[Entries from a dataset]
------------------------
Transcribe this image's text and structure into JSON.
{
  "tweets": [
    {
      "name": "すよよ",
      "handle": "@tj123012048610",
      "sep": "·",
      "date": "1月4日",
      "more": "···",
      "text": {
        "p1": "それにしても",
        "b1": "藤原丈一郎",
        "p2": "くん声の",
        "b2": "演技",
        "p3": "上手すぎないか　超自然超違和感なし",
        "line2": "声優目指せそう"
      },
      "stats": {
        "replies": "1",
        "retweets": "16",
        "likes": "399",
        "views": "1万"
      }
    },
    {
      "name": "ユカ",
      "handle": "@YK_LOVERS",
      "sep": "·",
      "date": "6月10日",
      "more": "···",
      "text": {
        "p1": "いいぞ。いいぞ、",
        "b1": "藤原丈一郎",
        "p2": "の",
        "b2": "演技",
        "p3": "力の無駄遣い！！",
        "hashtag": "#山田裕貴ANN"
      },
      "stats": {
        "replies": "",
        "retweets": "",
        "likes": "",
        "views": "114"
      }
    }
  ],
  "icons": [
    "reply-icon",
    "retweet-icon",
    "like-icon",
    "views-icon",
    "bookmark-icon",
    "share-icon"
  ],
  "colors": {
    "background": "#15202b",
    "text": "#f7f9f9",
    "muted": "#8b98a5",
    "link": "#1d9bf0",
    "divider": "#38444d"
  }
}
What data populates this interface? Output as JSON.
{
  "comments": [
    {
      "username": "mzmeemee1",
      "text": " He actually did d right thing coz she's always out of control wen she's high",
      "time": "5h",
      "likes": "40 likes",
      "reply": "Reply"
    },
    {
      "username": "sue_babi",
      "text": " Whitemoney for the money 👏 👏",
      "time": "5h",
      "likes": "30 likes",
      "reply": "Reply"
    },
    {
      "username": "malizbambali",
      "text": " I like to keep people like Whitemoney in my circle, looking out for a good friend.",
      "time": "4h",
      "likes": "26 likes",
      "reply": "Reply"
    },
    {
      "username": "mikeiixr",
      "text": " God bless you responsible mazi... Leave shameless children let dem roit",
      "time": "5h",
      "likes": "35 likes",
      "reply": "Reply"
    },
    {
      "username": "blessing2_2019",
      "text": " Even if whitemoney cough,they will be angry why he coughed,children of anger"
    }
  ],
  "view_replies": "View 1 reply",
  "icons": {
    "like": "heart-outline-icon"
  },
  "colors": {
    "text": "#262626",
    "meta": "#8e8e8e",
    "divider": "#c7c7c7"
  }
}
------------------------
* [Direction]
Retype the listing above in full, with no alterations.

* [Final answer]
Transcribe this image's text and structure into JSON.
{
  "tweets": [
    {
      "name": "すよよ",
      "handle": "@tj123012048610",
      "sep": "·",
      "date": "1月4日",
      "more": "···",
      "text": {
        "p1": "それにしても",
        "b1": "藤原丈一郎",
        "p2": "くん声の",
        "b2": "演技",
        "p3": "上手すぎないか　超自然超違和感なし",
        "line2": "声優目指せそう"
      },
      "stats": {
        "replies": "1",
        "retweets": "16",
        "likes": "399",
        "views": "1万"
      }
    },
    {
      "name": "ユカ",
      "handle": "@YK_LOVERS",
      "sep": "·",
      "date": "6月10日",
      "more": "···",
      "text": {
        "p1": "いいぞ。いいぞ、",
        "b1": "藤原丈一郎",
        "p2": "の",
        "b2": "演技",
        "p3": "力の無駄遣い！！",
        "hashtag": "#山田裕貴ANN"
      },
      "stats": {
        "replies": "",
        "retweets": "",
        "likes": "",
        "views": "114"
      }
    }
  ],
  "icons": [
    "reply-icon",
    "retweet-icon",
    "like-icon",
    "views-icon",
    "bookmark-icon",
    "share-icon"
  ],
  "colors": {
    "background": "#15202b",
    "text": "#f7f9f9",
    "muted": "#8b98a5",
    "link": "#1d9bf0",
    "divider": "#38444d"
  }
}
What data populates this interface? Output as JSON.
{
  "comments": [
    {
      "username": "mzmeemee1",
      "text": " He actually did d right thing coz she's always out of control wen she's high",
      "time": "5h",
      "likes": "40 likes",
      "reply": "Reply"
    },
    {
      "username": "sue_babi",
      "text": " Whitemoney for the money 👏 👏",
      "time": "5h",
      "likes": "30 likes",
      "reply": "Reply"
    },
    {
      "username": "malizbambali",
      "text": " I like to keep people like Whitemoney in my circle, looking out for a good friend.",
      "time": "4h",
      "likes": "26 likes",
      "reply": "Reply"
    },
    {
      "username": "mikeiixr",
      "text": " God bless you responsible mazi... Leave shameless children let dem roit",
      "time": "5h",
      "likes": "35 likes",
      "reply": "Reply"
    },
    {
      "username": "blessing2_2019",
      "text": " Even if whitemoney cough,they will be angry why he coughed,children of anger"
    }
  ],
  "view_replies": "View 1 reply",
  "icons": {
    "like": "heart-outline-icon"
  },
  "colors": {
    "text": "#262626",
    "meta": "#8e8e8e",
    "divider": "#c7c7c7"
  }
}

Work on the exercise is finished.